## Directions:
1 > According to the Funkadelic album article, on what date was First Ya Gotta Shake the Gate released in digital format?
2 > Repeat the section of the Funkadelic album article that opens with the words containing "The album consists" and closes with "Hard On You?.".

## Reading passage:
++++++++++++++++++++
First Ya Gotta Shake the Gate is the fourteenth studio album by American funk rock band Funkadelic. The album was released by The C Kunspyruhzy in 2014 and consists of newly recorded material.

The album consists of 3 discs comprising 33 tracks in total, which has been explained to mirror the 33 years that had elapsed since Funkadelic's last official album release in 1981, The Electric Spanking of War Babies. Like most of the Funkadelic catalog, the album features cover artwork by artist Pedro Bell.

Release
First Ya Gotta Shake The Gate was released in digital format on November 25, 2014. The official CD release, after first being announced for December 1, was delayed to December 23, 2014.

The album's first single released was "The Naz", a song featuring Sly Stone, in 2013. A second single, "Ain't That Funkin' Kinda Hard On You?", was digitally released on October 21, 2014, in connection with the release of George Clinton's autobiography, Brothers Be, Yo Like George, Ain't That Funkin' Kinda Hard On You?.

"As In" is a remake of Bootsy's Rubber Band's "As In (I Love You)" and features the late Jessica Cleaves on vocals. This album also features the first appearances of George's grandson Trazae rapping on a few tunes, and George's granddaughters Kandy Apple Redd, and George's stepdaughter Nakid 87, Sidney Barnes, Sly Stone, and posthumous appearances by Garry Shider and Belita Woods are featured on the album.  Garry's son Garrett Shider replaces his father. This was the last Funkadelic project Bernie Worrell contributed to before his death.
++++++++++++++++++++
## Information provided:
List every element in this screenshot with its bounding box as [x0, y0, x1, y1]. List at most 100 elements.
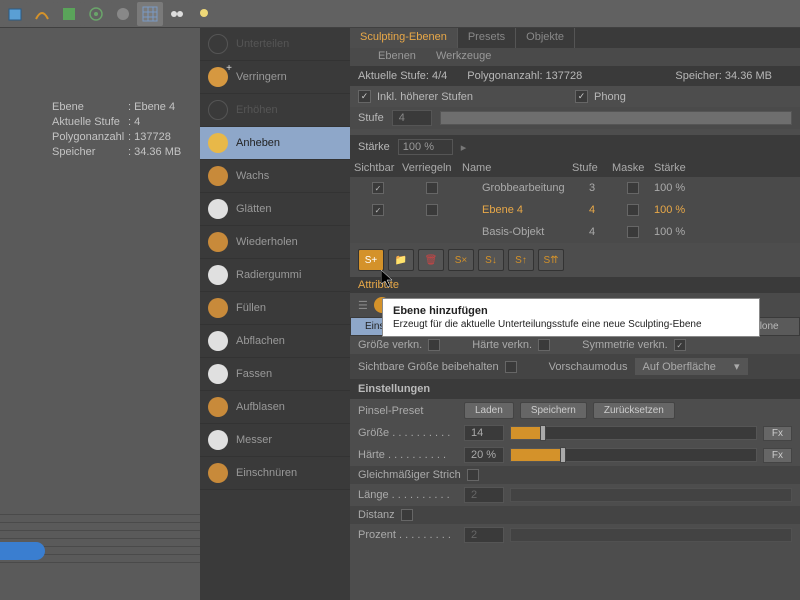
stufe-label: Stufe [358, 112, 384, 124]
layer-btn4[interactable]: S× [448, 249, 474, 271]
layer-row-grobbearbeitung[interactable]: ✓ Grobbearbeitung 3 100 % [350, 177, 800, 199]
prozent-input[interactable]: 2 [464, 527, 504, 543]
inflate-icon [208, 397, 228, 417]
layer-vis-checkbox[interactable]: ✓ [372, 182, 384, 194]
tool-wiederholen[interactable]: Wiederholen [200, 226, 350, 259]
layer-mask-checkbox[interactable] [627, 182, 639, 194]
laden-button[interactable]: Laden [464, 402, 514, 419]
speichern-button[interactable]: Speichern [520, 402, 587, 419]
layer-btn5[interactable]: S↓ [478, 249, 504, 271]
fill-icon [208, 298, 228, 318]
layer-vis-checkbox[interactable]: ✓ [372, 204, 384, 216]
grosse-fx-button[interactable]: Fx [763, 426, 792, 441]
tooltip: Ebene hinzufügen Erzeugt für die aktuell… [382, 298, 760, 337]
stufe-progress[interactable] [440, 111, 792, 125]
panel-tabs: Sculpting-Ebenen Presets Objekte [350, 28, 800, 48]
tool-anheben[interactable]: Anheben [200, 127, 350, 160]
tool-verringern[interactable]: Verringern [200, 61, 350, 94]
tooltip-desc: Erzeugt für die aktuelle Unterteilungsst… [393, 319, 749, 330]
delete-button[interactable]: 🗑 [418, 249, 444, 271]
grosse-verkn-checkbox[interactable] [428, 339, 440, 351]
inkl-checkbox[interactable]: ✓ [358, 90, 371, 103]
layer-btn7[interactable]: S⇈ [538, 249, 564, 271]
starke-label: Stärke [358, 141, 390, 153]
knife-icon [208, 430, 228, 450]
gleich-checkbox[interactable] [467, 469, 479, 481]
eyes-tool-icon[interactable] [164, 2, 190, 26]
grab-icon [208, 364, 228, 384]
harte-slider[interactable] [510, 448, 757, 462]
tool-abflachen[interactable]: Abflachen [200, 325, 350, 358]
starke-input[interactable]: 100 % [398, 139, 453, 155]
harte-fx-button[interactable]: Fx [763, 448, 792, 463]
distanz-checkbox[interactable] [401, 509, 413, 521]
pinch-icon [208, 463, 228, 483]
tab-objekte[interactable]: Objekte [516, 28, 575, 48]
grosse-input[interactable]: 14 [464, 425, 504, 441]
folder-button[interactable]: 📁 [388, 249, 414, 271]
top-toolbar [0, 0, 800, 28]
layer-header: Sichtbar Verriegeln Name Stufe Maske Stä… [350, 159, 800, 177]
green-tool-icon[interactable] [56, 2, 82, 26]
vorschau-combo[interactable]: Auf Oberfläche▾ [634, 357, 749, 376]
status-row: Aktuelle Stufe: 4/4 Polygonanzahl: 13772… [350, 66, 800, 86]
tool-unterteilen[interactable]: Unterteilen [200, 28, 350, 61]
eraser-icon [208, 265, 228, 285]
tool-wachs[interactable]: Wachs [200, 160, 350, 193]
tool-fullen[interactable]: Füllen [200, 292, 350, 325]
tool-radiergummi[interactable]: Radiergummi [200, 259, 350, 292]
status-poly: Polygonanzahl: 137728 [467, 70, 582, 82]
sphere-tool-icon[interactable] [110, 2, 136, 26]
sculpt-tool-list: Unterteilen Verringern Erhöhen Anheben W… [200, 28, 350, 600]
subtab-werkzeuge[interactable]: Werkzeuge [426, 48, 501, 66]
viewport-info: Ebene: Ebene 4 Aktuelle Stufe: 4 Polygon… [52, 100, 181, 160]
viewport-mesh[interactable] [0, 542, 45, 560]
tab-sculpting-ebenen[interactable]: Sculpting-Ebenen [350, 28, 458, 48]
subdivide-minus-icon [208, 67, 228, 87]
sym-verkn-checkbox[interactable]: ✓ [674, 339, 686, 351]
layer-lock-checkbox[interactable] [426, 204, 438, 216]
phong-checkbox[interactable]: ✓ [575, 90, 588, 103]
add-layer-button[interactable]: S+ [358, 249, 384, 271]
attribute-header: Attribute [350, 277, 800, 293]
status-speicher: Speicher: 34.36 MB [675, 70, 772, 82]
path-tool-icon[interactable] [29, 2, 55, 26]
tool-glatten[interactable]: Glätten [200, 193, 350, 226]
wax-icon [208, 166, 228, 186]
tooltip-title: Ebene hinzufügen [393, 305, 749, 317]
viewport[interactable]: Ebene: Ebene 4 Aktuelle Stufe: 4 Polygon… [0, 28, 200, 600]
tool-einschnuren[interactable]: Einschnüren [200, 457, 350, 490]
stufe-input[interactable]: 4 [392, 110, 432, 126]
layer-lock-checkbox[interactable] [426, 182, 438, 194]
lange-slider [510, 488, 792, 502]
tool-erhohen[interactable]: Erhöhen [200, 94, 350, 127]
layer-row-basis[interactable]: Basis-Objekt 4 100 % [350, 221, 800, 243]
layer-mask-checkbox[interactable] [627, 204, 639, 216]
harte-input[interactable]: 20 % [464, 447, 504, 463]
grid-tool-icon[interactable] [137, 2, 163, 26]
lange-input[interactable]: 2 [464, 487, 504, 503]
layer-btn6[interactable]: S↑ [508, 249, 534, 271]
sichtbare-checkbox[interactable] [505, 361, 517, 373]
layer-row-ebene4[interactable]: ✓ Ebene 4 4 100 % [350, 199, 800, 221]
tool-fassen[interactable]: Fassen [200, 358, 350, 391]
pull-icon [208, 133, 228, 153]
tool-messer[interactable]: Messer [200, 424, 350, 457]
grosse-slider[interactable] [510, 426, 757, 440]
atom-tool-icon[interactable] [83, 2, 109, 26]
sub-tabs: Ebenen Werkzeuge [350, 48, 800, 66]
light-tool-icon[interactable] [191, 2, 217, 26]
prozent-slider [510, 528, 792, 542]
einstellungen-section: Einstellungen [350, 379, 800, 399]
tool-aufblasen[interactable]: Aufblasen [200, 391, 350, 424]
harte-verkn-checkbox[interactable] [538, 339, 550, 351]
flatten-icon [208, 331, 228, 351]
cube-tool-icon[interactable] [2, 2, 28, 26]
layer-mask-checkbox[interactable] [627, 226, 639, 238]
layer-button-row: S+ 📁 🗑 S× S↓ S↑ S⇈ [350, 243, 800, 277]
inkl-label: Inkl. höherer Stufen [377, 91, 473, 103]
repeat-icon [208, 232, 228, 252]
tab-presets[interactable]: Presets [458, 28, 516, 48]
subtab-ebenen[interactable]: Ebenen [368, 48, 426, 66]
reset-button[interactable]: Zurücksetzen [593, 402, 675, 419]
++++++++++++++++++++
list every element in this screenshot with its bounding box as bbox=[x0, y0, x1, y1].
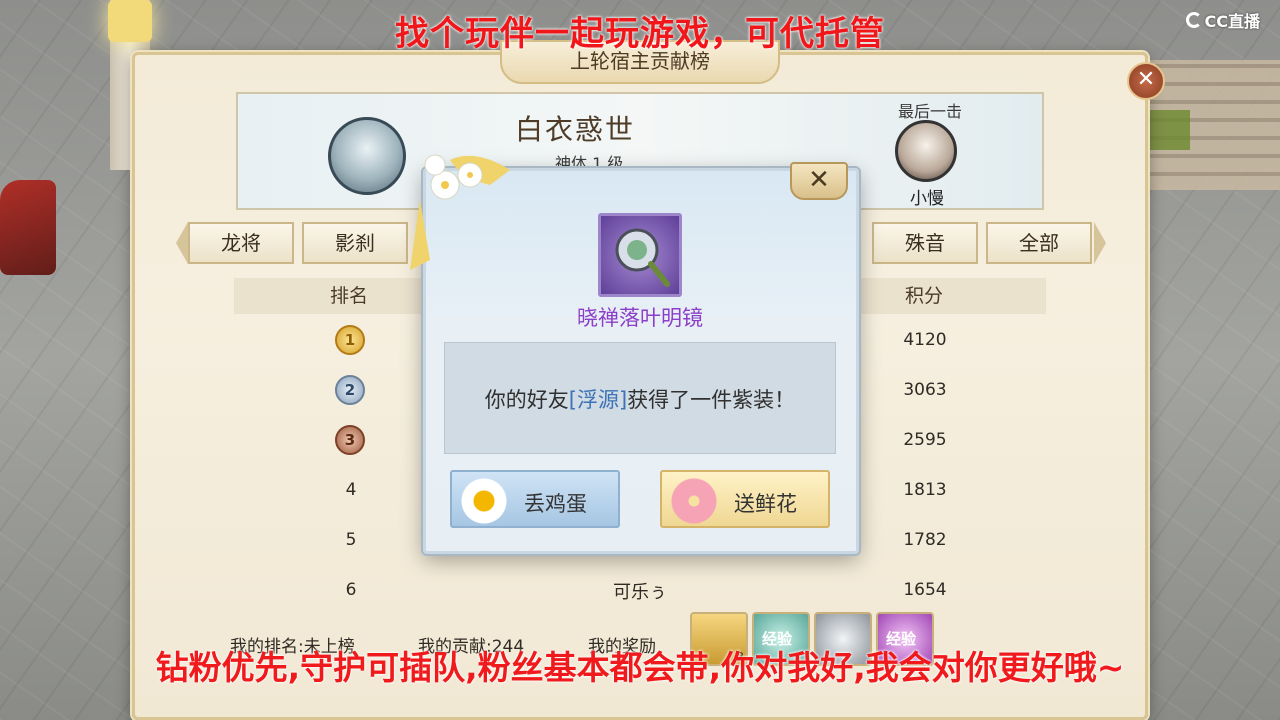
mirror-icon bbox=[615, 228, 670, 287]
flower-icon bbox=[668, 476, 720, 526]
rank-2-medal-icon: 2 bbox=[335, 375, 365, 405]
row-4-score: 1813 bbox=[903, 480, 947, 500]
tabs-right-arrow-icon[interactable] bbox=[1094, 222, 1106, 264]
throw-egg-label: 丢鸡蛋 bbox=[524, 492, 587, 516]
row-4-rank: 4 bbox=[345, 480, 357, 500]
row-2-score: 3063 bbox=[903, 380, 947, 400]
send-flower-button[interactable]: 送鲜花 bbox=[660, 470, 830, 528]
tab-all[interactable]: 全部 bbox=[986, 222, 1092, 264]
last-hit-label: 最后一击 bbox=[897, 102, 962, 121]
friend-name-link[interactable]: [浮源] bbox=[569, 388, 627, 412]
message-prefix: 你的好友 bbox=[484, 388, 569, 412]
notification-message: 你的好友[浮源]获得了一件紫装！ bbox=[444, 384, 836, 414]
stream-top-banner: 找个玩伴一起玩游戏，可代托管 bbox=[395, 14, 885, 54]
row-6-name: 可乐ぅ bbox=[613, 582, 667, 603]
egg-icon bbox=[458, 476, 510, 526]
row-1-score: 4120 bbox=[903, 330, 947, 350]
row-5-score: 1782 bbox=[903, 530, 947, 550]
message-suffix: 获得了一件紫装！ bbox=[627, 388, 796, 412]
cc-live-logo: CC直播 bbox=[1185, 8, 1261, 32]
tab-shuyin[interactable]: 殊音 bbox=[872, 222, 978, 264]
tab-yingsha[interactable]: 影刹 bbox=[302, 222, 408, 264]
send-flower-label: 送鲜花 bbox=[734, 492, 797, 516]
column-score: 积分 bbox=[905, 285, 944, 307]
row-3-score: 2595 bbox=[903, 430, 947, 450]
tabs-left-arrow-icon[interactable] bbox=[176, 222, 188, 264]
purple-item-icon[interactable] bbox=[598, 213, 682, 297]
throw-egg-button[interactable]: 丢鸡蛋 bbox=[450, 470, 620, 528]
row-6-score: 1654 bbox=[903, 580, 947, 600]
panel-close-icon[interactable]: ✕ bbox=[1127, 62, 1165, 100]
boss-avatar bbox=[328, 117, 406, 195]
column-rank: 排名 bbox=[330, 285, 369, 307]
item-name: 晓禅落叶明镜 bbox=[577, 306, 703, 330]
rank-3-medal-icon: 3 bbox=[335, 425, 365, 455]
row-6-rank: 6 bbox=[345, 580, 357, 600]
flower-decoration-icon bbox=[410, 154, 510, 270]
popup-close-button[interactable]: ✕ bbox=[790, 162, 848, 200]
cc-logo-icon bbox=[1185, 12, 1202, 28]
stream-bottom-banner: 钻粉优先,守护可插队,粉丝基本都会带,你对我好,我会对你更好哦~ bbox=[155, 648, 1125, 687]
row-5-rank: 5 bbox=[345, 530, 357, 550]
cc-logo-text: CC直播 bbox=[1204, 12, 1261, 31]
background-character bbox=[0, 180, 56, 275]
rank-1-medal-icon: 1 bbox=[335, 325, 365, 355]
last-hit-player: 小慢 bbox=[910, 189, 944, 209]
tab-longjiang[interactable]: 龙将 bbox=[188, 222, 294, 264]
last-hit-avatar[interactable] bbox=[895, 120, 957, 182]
++++++++++++++++++++
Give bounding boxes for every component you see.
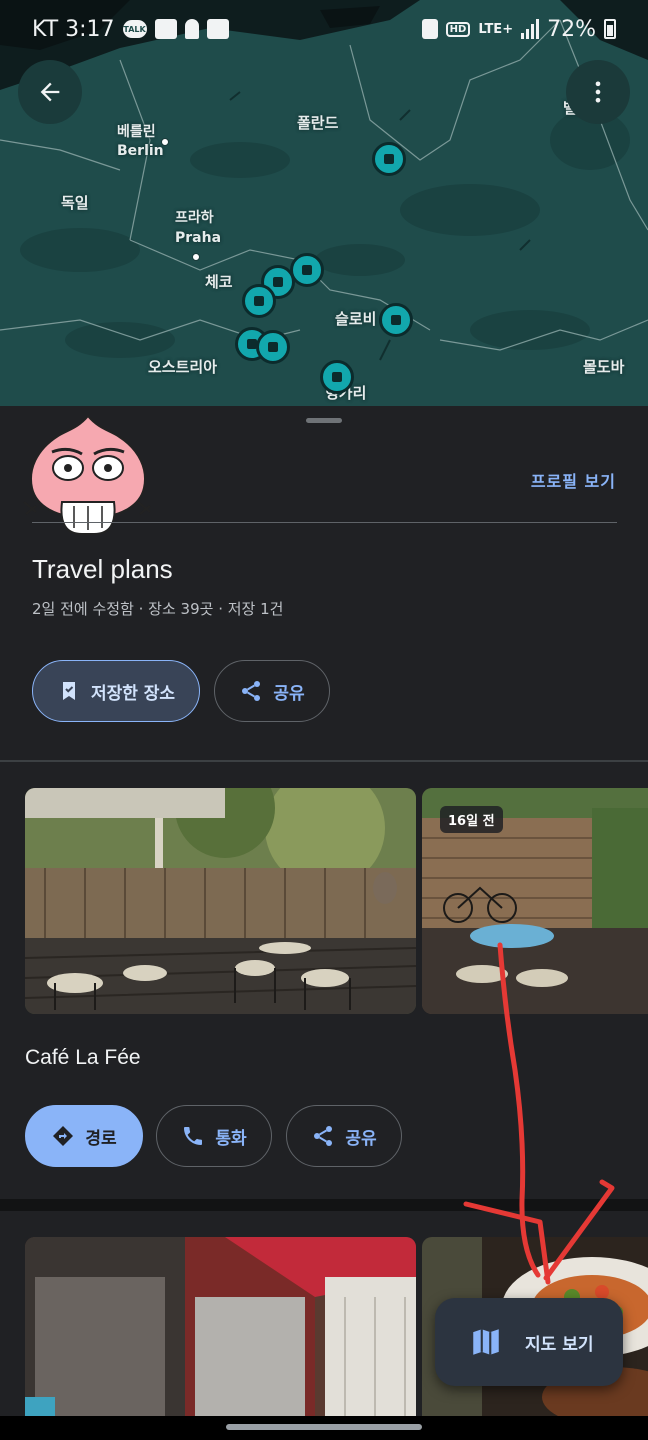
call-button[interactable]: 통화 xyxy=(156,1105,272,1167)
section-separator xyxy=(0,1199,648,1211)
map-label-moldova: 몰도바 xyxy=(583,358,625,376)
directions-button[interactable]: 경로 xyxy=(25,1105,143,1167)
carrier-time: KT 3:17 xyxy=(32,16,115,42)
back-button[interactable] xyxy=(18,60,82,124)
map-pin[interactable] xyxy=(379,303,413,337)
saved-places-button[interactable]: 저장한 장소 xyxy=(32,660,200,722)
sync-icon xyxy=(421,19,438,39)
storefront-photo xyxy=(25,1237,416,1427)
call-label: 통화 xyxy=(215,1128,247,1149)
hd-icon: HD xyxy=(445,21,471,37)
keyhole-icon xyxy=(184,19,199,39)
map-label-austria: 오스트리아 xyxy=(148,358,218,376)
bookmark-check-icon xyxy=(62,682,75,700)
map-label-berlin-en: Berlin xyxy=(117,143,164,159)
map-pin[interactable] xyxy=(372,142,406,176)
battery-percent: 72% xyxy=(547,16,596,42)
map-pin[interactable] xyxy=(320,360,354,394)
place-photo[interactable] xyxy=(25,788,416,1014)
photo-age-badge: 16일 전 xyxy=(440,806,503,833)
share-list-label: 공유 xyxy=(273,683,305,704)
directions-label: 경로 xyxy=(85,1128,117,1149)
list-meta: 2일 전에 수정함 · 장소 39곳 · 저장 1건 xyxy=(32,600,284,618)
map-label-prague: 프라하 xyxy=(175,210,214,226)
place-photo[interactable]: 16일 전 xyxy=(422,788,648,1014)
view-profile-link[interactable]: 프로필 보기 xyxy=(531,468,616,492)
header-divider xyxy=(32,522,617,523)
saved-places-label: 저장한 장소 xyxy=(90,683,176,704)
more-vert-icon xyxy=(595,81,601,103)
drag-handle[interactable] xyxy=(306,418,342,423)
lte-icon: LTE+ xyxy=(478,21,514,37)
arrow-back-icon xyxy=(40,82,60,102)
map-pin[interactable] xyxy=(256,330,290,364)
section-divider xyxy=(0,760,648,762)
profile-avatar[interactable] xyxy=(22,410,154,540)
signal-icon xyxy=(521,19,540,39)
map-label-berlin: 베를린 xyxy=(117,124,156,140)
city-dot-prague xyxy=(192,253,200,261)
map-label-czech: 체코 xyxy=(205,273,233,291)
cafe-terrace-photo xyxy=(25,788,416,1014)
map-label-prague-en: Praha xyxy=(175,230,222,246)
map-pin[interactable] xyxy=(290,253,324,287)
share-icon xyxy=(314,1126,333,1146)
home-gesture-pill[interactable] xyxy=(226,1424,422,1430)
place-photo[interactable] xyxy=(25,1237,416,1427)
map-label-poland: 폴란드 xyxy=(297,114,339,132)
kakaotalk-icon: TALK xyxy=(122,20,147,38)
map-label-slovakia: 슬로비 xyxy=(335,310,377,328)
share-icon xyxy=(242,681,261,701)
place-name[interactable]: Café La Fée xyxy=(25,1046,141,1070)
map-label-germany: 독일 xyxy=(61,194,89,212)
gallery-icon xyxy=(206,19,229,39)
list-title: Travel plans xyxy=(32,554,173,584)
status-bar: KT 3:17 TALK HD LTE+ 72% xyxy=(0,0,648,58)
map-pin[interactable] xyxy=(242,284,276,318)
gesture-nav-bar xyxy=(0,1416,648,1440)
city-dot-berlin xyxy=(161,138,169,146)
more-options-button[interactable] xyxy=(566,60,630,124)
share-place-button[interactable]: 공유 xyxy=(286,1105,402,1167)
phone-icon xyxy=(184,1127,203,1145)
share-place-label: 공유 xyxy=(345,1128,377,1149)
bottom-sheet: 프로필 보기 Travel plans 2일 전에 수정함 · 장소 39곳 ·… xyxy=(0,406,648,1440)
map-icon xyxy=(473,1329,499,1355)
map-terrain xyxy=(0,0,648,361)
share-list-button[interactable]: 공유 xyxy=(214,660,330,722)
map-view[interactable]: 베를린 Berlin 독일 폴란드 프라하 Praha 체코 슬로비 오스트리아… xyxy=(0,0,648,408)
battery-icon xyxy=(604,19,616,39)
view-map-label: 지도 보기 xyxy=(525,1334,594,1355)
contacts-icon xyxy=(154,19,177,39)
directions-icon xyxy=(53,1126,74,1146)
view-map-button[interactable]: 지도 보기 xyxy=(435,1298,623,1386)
++++++++++++++++++++
## Answers given:
1 > November 25, 2014

2 >
The album consists of 3 discs comprising 33 tracks in total, which has been explained to mirror the 33 years that had elapsed since Funkadelic's last official album release in 1981, The Electric Spanking of War Babies. Like most of the Funkadelic catalog, the album features cover artwork by artist Pedro Bell.

Release
First Ya Gotta Shake The Gate was released in digital format on November 25, 2014. The official CD release, after first being announced for December 1, was delayed to December 23, 2014.

The album's first single released was "The Naz", a song featuring Sly Stone, in 2013. A second single, "Ain't That Funkin' Kinda Hard On You?", was digitally released on October 21, 2014, in connection with the release of George Clinton's autobiography, Brothers Be, Yo Like George, Ain't That Funkin' Kinda Hard On You?.